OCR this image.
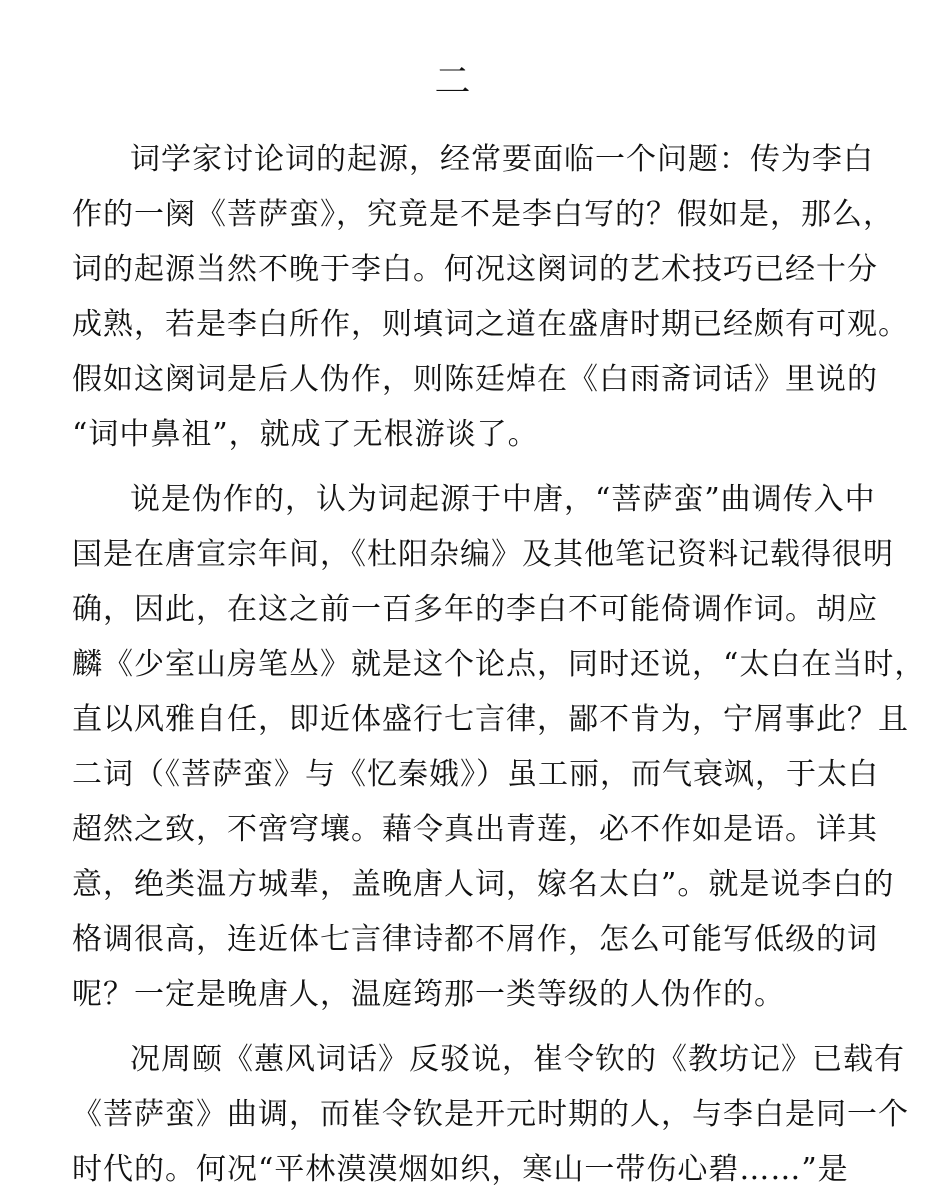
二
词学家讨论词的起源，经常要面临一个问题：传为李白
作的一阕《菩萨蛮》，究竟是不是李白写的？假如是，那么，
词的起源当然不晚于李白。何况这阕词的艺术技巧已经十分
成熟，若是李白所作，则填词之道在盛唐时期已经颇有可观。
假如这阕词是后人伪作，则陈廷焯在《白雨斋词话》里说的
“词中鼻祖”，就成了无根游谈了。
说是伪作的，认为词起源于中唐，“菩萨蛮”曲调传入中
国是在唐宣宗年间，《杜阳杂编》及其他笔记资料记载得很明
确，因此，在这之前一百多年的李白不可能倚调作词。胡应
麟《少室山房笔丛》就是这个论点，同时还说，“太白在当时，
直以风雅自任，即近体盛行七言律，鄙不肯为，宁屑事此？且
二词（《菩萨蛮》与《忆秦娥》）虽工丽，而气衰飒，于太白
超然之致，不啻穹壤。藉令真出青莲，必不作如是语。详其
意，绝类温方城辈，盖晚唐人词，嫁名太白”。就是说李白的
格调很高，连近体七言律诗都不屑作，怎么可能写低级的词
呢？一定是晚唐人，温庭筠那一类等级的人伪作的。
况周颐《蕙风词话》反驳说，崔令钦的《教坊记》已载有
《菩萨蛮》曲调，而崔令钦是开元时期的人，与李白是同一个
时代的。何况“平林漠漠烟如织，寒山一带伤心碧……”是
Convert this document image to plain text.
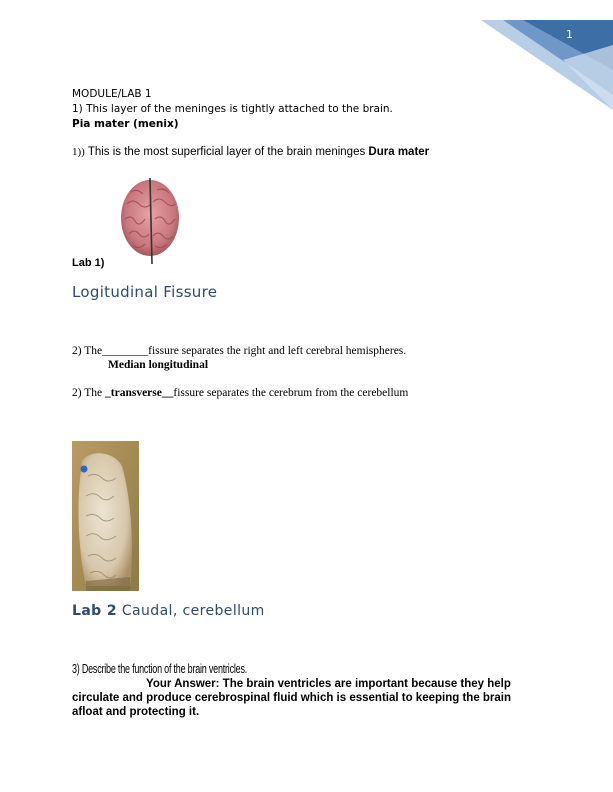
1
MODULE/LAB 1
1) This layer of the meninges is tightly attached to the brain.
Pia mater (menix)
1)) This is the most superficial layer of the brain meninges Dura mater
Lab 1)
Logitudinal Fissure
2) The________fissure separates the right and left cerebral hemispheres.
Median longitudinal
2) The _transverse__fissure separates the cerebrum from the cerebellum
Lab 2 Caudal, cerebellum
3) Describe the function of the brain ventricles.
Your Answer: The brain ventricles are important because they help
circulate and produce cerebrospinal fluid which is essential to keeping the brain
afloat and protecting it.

**What is being asked:** Transcribe every entry word for word, but omit the pictures.

**Result:**
OCR this image.
二
词学家讨论词的起源，经常要面临一个问题：传为李白
作的一阕《菩萨蛮》，究竟是不是李白写的？假如是，那么，
词的起源当然不晚于李白。何况这阕词的艺术技巧已经十分
成熟，若是李白所作，则填词之道在盛唐时期已经颇有可观。
假如这阕词是后人伪作，则陈廷焯在《白雨斋词话》里说的
“词中鼻祖”，就成了无根游谈了。
说是伪作的，认为词起源于中唐，“菩萨蛮”曲调传入中
国是在唐宣宗年间，《杜阳杂编》及其他笔记资料记载得很明
确，因此，在这之前一百多年的李白不可能倚调作词。胡应
麟《少室山房笔丛》就是这个论点，同时还说，“太白在当时，
直以风雅自任，即近体盛行七言律，鄙不肯为，宁屑事此？且
二词（《菩萨蛮》与《忆秦娥》）虽工丽，而气衰飒，于太白
超然之致，不啻穹壤。藉令真出青莲，必不作如是语。详其
意，绝类温方城辈，盖晚唐人词，嫁名太白”。就是说李白的
格调很高，连近体七言律诗都不屑作，怎么可能写低级的词
呢？一定是晚唐人，温庭筠那一类等级的人伪作的。
况周颐《蕙风词话》反驳说，崔令钦的《教坊记》已载有
《菩萨蛮》曲调，而崔令钦是开元时期的人，与李白是同一个
时代的。何况“平林漠漠烟如织，寒山一带伤心碧……”是
Convert this document image to plain text.
1
MODULE/LAB 1
1) This layer of the meninges is tightly attached to the brain.
Pia mater (menix)
1)) This is the most superficial layer of the brain meninges Dura mater
Lab 1)
Logitudinal Fissure
2) The________fissure separates the right and left cerebral hemispheres.
Median longitudinal
2) The _transverse__fissure separates the cerebrum from the cerebellum
Lab 2 Caudal, cerebellum
3) Describe the function of the brain ventricles.
Your Answer: The brain ventricles are important because they help
circulate and produce cerebrospinal fluid which is essential to keeping the brain
afloat and protecting it.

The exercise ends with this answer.